Gather all lines in the records below that include the word "JSON".

— start of PROVIDED DATA —

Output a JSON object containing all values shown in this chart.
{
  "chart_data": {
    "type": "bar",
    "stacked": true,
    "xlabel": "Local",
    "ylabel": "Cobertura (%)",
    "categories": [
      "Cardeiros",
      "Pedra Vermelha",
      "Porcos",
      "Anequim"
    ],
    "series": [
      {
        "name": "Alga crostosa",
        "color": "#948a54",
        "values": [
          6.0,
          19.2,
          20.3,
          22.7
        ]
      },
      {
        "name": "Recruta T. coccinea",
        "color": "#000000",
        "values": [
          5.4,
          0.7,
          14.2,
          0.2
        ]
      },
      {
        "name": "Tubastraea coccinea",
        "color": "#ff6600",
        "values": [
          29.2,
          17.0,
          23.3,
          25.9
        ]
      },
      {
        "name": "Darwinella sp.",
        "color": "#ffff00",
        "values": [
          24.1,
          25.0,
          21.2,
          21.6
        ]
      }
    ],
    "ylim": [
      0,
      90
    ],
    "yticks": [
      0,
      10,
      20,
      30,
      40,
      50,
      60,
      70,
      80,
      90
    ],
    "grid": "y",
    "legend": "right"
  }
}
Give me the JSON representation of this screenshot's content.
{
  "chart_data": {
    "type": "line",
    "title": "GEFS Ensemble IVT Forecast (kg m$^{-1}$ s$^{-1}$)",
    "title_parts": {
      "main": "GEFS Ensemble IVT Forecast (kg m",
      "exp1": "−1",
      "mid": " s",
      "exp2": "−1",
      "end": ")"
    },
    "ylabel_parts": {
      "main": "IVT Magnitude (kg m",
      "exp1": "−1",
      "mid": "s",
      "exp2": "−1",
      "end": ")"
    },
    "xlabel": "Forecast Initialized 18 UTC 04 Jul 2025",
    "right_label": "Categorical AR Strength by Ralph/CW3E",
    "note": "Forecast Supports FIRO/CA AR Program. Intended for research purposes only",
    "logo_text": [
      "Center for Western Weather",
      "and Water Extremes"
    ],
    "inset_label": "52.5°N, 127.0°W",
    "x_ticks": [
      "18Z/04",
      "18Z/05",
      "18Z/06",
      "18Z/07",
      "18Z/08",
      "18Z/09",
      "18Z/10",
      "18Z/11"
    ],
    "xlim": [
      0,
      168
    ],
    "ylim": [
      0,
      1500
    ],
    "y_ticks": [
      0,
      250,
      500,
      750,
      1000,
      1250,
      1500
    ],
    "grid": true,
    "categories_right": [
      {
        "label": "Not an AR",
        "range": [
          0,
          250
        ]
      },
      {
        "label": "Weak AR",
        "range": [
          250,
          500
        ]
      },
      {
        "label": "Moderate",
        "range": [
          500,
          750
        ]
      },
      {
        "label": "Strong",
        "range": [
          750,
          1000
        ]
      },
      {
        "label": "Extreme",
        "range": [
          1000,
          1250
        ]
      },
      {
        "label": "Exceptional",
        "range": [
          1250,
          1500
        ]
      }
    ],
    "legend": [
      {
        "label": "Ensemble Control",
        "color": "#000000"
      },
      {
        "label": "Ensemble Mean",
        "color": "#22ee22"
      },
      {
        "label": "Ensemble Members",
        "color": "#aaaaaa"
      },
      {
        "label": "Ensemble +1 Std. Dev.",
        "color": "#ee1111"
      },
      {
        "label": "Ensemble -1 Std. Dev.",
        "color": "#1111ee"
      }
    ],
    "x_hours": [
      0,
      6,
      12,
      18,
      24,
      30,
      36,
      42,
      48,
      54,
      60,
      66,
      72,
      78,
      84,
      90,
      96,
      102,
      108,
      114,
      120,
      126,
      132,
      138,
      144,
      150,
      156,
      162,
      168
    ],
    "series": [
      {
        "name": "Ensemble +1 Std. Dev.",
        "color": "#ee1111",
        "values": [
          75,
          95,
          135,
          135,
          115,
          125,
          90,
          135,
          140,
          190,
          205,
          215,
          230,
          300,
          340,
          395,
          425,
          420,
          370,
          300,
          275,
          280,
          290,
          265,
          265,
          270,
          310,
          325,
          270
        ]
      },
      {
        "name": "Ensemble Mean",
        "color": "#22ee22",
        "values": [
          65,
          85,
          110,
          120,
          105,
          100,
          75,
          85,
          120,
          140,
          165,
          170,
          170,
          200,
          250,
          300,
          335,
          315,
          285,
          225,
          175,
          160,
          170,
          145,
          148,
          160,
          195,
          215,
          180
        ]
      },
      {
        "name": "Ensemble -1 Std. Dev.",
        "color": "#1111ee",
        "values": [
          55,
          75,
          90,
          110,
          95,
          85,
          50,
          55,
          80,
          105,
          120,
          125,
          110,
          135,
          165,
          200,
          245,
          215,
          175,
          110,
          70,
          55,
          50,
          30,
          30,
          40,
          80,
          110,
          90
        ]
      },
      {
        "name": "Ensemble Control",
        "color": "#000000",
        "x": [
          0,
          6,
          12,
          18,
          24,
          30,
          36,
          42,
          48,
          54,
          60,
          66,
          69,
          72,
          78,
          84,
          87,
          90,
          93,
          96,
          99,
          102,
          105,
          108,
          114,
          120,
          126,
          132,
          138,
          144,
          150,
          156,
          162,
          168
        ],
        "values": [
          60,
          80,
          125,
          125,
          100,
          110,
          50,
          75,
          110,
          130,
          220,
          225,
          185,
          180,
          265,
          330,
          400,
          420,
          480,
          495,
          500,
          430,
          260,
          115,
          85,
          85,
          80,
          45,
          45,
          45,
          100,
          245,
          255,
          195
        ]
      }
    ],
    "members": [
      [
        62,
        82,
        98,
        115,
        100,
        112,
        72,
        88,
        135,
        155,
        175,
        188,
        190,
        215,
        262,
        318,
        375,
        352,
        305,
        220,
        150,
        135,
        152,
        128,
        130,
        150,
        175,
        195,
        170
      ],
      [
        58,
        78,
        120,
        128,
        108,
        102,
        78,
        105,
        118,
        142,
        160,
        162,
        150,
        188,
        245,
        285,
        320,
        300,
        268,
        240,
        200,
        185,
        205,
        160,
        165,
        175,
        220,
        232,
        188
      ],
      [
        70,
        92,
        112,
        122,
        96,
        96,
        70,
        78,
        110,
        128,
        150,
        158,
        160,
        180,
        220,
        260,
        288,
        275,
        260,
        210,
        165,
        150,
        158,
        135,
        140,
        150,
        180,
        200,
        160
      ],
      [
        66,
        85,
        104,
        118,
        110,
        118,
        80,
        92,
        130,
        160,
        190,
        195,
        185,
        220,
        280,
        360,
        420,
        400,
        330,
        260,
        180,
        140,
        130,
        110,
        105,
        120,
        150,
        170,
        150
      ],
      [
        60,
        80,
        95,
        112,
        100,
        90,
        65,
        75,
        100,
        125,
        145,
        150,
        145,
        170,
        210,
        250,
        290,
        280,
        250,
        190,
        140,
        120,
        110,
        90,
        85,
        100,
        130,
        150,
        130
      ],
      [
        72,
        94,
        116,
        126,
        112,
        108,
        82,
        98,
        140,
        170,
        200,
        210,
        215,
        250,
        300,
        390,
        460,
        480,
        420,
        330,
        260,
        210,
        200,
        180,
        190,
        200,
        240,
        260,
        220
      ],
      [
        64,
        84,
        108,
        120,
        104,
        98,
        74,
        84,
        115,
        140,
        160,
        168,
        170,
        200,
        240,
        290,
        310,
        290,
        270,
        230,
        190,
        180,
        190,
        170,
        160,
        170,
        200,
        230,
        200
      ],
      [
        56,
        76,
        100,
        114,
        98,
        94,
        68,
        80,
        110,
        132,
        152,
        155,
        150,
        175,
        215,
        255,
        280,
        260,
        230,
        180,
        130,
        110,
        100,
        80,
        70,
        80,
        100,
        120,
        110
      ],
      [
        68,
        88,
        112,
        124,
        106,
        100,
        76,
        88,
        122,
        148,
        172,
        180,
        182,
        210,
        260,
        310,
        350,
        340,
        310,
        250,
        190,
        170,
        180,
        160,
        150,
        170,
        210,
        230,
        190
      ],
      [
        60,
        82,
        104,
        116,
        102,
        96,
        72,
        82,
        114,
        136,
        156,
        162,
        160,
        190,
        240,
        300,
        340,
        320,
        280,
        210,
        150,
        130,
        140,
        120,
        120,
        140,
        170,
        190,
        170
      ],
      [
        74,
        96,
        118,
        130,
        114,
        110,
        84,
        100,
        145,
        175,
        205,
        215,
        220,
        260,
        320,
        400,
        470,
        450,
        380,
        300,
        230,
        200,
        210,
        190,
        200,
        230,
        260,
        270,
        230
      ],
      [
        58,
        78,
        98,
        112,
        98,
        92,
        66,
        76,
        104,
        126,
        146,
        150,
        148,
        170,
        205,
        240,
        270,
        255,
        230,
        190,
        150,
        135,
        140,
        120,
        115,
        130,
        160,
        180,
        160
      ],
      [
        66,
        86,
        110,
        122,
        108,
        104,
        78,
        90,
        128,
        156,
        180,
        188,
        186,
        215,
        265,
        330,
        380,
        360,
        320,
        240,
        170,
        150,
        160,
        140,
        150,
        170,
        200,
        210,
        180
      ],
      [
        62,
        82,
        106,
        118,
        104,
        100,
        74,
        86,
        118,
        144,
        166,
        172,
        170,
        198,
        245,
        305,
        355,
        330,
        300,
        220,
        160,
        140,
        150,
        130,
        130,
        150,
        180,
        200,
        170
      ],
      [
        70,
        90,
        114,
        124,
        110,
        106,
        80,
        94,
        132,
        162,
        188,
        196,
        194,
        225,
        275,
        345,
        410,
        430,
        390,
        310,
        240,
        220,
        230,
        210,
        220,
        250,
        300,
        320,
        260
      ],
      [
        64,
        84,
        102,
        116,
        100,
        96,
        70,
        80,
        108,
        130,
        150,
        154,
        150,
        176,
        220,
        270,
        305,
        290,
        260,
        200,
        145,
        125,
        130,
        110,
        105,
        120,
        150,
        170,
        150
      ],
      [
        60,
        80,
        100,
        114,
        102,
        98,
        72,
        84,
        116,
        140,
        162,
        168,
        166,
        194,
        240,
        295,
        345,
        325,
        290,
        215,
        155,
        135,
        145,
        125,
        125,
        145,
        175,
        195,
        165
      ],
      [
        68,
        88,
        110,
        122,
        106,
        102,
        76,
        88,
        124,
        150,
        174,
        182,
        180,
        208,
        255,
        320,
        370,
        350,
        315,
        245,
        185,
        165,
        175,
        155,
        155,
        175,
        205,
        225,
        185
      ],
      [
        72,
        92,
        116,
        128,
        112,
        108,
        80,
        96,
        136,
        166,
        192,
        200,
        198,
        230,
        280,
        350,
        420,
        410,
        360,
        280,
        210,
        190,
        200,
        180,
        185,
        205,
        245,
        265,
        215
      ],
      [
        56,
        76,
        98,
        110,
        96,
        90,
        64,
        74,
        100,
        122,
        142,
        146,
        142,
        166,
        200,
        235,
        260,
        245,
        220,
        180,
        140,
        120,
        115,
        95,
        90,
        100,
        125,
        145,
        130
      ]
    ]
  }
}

— end of PROVIDED DATA —

- **OUTPUT FOR THIS TASK**:
Output a JSON object containing all values shown in this chart.
Give me the JSON representation of this screenshot's content.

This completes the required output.